▶ _Directions_:
- A) From the blog post about writing a million words, transcribe the stretch from "We’ve chosen to" through "that we dared.".
- B) Translate this sentence from the blog post about writing a million words into Spanish: "Well, my wife and I have decided to try an experiment and chase a dream."

And that’s where my current word count comes from. There’s been big improvement already–enough so that I wouldn’t feel too bad asking somebody to fork over $3 to read my novel. However, there’s still a ways to go.

And, since I’ve talked so much about word counts, let me give you a few examples of word counts from well-known stories:

  • Goosebumps stories: 20,000-25,000 words
  • Harry Potter and the Sorcerer’s Stone: 77,000 words
  • War and Peace: 587,000 words
  • King James Translation of the Holy Bible: 783,000 words
  • Artamène/Cyrus the Great, which holds the distinction of being the longest novel ever written: 2,100,000 words


Current Word Count: 343,105

342,176 Words (and counting….)

That’s how many words I’ve written so far. 342,176.

There’s a saying that you might hear tossed around every now and again that goes like this:

“Write a million words–the very best that you can write–then crumple them up and throw them in the garbage. Now, with those first million behind you, you are ready to begin to write.”

It’s said different ways and attributed to different people (David Eddings, Jerry Pournelle, Ray Bradbury or John D. McDonald), but the idea stays the same.

I don’t know if it’s true or not. I could imagine some people being talented long before they hit a million words. Others, I’m sure, reach that milestone and still struggle to make their prose enjoyable.

Well, my wife and I have decided to try an experiment and chase a dream.

I’ve always wanted to be an author.

Actually, allow me to rephrase that: I’ve always wanted to be a successful author. I’ve wanted to be other things as well, but always in addition to being a successful author. It’s a wish that I believe many people have–to share their ideas and have others pay money to read them, money that could have been spent on donuts or movie tickets or a plethora of other goods.

We’ve chosen to go after that goal and see how far we can make it. If, once we’ve hit a million words (or gone a bit past it), it seems like we’ve run our course, then we’ll know that we gave it an honest effort, and we’ll be satisfied knowing that we dared.

So, if you care to, you can join us in our undertaking. I’ll be writing here every so often, sharing some of the things I’ve learned about writing, some of the other things going on in my life, and whatever else might seem post-worthy on my way to my first million words.

▶ _Records_:

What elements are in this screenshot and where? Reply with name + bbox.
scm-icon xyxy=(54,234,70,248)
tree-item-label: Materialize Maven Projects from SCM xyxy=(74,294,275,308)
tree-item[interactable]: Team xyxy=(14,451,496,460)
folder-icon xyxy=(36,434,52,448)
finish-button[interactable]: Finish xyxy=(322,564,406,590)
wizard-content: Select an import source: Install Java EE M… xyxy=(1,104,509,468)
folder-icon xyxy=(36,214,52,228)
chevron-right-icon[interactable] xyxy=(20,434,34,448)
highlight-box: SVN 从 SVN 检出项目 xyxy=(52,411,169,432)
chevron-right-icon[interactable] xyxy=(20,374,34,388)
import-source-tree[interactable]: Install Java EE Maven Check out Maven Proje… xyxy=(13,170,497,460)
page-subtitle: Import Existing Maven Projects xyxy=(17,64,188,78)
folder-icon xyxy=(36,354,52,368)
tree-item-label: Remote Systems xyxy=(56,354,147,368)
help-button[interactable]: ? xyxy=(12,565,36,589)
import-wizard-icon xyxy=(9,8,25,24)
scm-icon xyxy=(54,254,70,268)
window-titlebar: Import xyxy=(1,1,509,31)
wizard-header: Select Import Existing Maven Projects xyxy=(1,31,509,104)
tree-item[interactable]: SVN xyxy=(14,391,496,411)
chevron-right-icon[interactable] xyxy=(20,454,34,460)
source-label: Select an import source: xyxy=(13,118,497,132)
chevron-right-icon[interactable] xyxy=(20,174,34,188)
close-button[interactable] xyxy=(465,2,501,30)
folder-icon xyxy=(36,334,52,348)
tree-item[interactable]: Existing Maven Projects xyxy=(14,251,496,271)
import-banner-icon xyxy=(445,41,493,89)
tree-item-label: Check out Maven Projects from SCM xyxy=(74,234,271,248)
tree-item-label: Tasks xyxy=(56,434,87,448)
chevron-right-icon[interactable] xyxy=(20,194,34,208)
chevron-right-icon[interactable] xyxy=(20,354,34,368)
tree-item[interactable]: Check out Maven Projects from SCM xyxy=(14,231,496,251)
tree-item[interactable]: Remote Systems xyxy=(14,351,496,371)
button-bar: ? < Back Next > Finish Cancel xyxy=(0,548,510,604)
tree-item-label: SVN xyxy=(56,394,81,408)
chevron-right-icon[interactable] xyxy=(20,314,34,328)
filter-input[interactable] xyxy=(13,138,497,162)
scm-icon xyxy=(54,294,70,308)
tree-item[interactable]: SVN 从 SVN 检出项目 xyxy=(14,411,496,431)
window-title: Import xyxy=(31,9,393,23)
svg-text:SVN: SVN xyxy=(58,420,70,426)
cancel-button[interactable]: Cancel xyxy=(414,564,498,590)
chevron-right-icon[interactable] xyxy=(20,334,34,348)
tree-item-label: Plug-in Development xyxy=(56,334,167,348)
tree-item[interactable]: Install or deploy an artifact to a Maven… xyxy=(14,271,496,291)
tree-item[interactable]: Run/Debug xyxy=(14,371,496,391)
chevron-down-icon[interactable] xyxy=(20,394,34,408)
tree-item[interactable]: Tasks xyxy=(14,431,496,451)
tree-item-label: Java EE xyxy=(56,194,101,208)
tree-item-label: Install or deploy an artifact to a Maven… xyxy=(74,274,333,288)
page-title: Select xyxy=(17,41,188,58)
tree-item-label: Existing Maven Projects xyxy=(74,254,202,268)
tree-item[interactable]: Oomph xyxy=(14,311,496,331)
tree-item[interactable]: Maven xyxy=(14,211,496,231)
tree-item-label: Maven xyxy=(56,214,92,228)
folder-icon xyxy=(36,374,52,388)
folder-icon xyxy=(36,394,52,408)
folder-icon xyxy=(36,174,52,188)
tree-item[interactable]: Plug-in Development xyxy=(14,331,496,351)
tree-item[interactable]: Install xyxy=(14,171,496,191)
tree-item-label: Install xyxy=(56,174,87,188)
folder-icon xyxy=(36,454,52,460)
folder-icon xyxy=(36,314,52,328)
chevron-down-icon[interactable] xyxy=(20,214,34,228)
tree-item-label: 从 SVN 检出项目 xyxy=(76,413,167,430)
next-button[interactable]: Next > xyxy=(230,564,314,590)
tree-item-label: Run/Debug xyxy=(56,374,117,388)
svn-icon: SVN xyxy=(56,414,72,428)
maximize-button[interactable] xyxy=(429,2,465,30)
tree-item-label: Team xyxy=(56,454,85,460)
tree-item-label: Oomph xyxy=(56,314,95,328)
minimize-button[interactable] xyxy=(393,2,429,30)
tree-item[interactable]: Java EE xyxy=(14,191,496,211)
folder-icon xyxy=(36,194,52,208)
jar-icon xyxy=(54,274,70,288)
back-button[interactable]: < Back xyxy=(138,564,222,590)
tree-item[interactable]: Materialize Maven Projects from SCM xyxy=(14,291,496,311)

▶ _Answers below_:
- A)
We’ve chosen to go after that goal and see how far we can make it. If, once we’ve hit a million words (or gone a bit past it), it seems like we’ve run our course, then we’ll know that we gave it an honest effort, and we’ll be satisfied knowing that we dared.

- B) Bueno, mi esposa y yo hemos decidido hacer un experimento y perseguir un sueño.